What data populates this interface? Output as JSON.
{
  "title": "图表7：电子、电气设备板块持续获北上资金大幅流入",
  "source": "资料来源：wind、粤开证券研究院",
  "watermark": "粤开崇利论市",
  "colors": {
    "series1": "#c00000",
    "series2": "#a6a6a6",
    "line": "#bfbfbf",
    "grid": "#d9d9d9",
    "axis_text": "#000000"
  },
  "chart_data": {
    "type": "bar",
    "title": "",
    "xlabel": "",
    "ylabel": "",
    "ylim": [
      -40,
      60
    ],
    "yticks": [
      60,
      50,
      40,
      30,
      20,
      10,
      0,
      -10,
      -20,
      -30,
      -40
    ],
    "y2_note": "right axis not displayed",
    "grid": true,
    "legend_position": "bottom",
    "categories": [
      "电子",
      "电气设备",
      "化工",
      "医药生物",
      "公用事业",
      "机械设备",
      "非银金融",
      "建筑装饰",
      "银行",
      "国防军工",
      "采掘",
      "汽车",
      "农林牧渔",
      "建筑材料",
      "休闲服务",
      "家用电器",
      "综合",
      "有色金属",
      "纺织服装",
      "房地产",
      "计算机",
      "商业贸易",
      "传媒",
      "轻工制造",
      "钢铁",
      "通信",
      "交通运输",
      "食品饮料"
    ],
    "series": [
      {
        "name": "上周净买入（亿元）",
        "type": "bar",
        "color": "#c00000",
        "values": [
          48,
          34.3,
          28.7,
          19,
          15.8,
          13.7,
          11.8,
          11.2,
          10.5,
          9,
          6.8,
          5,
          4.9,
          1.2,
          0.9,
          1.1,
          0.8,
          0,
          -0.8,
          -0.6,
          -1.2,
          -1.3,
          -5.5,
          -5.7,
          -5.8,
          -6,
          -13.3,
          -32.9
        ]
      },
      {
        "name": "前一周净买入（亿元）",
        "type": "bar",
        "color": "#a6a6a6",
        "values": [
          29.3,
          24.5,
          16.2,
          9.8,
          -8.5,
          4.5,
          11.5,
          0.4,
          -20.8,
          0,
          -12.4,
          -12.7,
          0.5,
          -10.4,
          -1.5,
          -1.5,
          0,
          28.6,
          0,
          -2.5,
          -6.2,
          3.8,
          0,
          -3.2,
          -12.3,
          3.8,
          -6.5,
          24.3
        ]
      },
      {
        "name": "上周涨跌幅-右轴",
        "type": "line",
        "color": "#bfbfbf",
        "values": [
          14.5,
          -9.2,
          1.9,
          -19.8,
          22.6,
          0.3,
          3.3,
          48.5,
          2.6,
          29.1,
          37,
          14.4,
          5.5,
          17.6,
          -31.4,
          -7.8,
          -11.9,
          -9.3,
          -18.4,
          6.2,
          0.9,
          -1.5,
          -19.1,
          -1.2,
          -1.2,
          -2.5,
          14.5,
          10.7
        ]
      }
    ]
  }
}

_Set exercise_. Copy all the lines, exactly.

_Answer to the problem_.
What data populates this interface? Output as JSON.
{
  "title": "图表7：电子、电气设备板块持续获北上资金大幅流入",
  "source": "资料来源：wind、粤开证券研究院",
  "watermark": "粤开崇利论市",
  "colors": {
    "series1": "#c00000",
    "series2": "#a6a6a6",
    "line": "#bfbfbf",
    "grid": "#d9d9d9",
    "axis_text": "#000000"
  },
  "chart_data": {
    "type": "bar",
    "title": "",
    "xlabel": "",
    "ylabel": "",
    "ylim": [
      -40,
      60
    ],
    "yticks": [
      60,
      50,
      40,
      30,
      20,
      10,
      0,
      -10,
      -20,
      -30,
      -40
    ],
    "y2_note": "right axis not displayed",
    "grid": true,
    "legend_position": "bottom",
    "categories": [
      "电子",
      "电气设备",
      "化工",
      "医药生物",
      "公用事业",
      "机械设备",
      "非银金融",
      "建筑装饰",
      "银行",
      "国防军工",
      "采掘",
      "汽车",
      "农林牧渔",
      "建筑材料",
      "休闲服务",
      "家用电器",
      "综合",
      "有色金属",
      "纺织服装",
      "房地产",
      "计算机",
      "商业贸易",
      "传媒",
      "轻工制造",
      "钢铁",
      "通信",
      "交通运输",
      "食品饮料"
    ],
    "series": [
      {
        "name": "上周净买入（亿元）",
        "type": "bar",
        "color": "#c00000",
        "values": [
          48,
          34.3,
          28.7,
          19,
          15.8,
          13.7,
          11.8,
          11.2,
          10.5,
          9,
          6.8,
          5,
          4.9,
          1.2,
          0.9,
          1.1,
          0.8,
          0,
          -0.8,
          -0.6,
          -1.2,
          -1.3,
          -5.5,
          -5.7,
          -5.8,
          -6,
          -13.3,
          -32.9
        ]
      },
      {
        "name": "前一周净买入（亿元）",
        "type": "bar",
        "color": "#a6a6a6",
        "values": [
          29.3,
          24.5,
          16.2,
          9.8,
          -8.5,
          4.5,
          11.5,
          0.4,
          -20.8,
          0,
          -12.4,
          -12.7,
          0.5,
          -10.4,
          -1.5,
          -1.5,
          0,
          28.6,
          0,
          -2.5,
          -6.2,
          3.8,
          0,
          -3.2,
          -12.3,
          3.8,
          -6.5,
          24.3
        ]
      },
      {
        "name": "上周涨跌幅-右轴",
        "type": "line",
        "color": "#bfbfbf",
        "values": [
          14.5,
          -9.2,
          1.9,
          -19.8,
          22.6,
          0.3,
          3.3,
          48.5,
          2.6,
          29.1,
          37,
          14.4,
          5.5,
          17.6,
          -31.4,
          -7.8,
          -11.9,
          -9.3,
          -18.4,
          6.2,
          0.9,
          -1.5,
          -19.1,
          -1.2,
          -1.2,
          -2.5,
          14.5,
          10.7
        ]
      }
    ]
  }
}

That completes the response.